| Goal |
Gather up every line that includes the string "JSON".

(Data extracted from a collection)
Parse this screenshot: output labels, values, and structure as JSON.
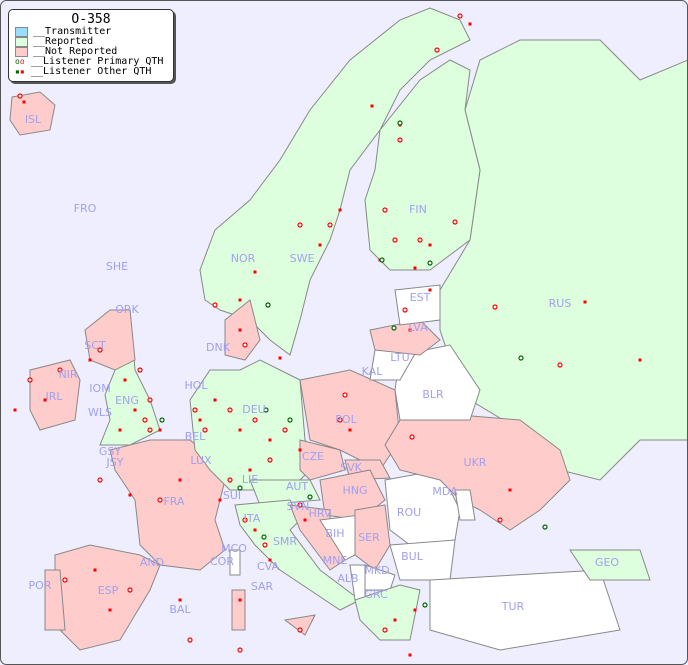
{
  "legend": {
    "title": "O-358",
    "items": [
      {
        "label": "__Transmitter",
        "color": "#99ddff"
      },
      {
        "label": "__Reported",
        "color": "#ddffdd"
      },
      {
        "label": "__Not Reported",
        "color": "#ffcccc"
      },
      {
        "label": "__Listener Primary QTH",
        "marker": "open-circle"
      },
      {
        "label": "__Listener Other QTH",
        "marker": "filled-square"
      }
    ]
  },
  "colors": {
    "sea": "#eeeeff",
    "reported": "#ddffdd",
    "not_reported": "#ffcccc",
    "no_data": "#ffffff",
    "listener": "#ff0000",
    "listener_alt": "#006600",
    "label": "#a0a0f0"
  },
  "countries": {
    "ISL": "ISL",
    "FRO": "FRO",
    "SHE": "SHE",
    "ORK": "ORK",
    "NOR": "NOR",
    "SWE": "SWE",
    "FIN": "FIN",
    "RUS": "RUS",
    "EST": "EST",
    "LVA": "LVA",
    "LTU": "LTU",
    "KAL": "KAL",
    "BLR": "BLR",
    "POL": "POL",
    "DNK": "DNK",
    "HOL": "HOL",
    "DEU": "DEU",
    "BEL": "BEL",
    "LUX": "LUX",
    "CZE": "CZE",
    "SVK": "SVK",
    "UKR": "UKR",
    "MDA": "MDA",
    "HNG": "HNG",
    "AUT": "AUT",
    "SUI": "SUI",
    "LIE": "LIE",
    "FRA": "FRA",
    "GSY": "GSY",
    "JSY": "JSY",
    "IRL": "IRL",
    "NIR": "NIR",
    "SCT": "SCT",
    "IOM": "IOM",
    "ENG": "ENG",
    "WLS": "WLS",
    "SVN": "SVN",
    "HRV": "HRV",
    "ITA": "ITA",
    "SMR": "SMR",
    "MCO": "MCO",
    "COR": "COR",
    "CVA": "CVA",
    "SAR": "SAR",
    "BIH": "BIH",
    "SER": "SER",
    "ROU": "ROU",
    "MNE": "MNE",
    "ALB": "ALB",
    "MKD": "MKD",
    "BUL": "BUL",
    "GRC": "GRC",
    "TUR": "TUR",
    "GEO": "GEO",
    "POR": "POR",
    "ESP": "ESP",
    "AND": "AND",
    "BAL": "BAL"
  }
}
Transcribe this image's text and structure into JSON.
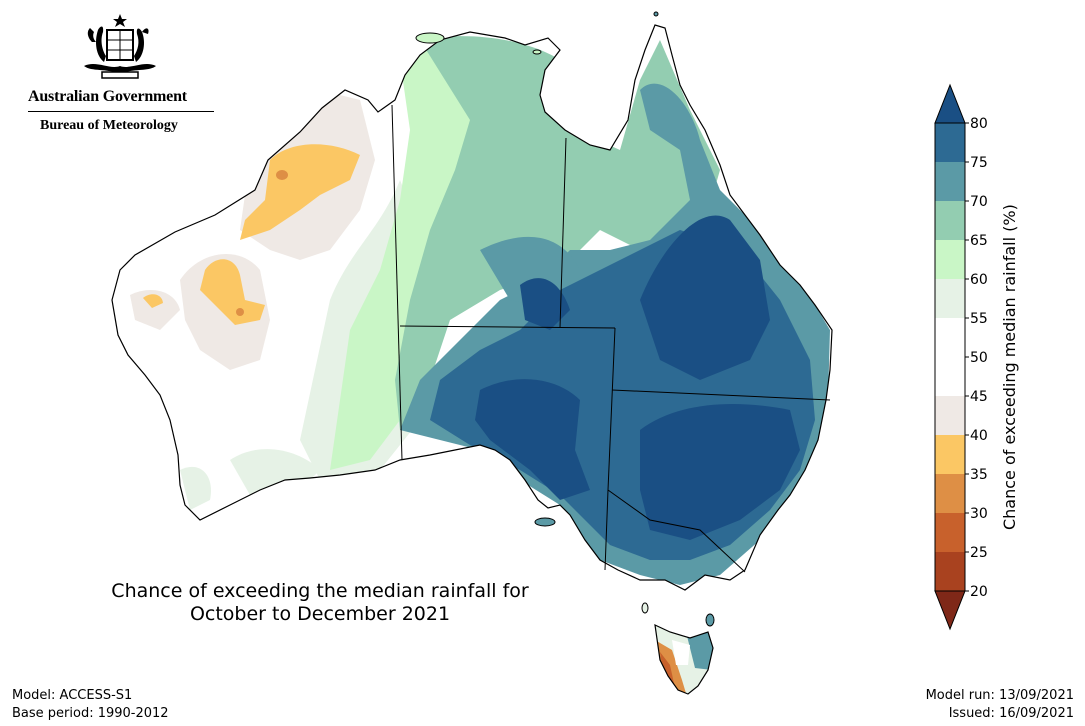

| Solution to the problem |
Parse this screenshot: output labels, values, and structure as JSON.
Transcribe this image's text and structure into JSON.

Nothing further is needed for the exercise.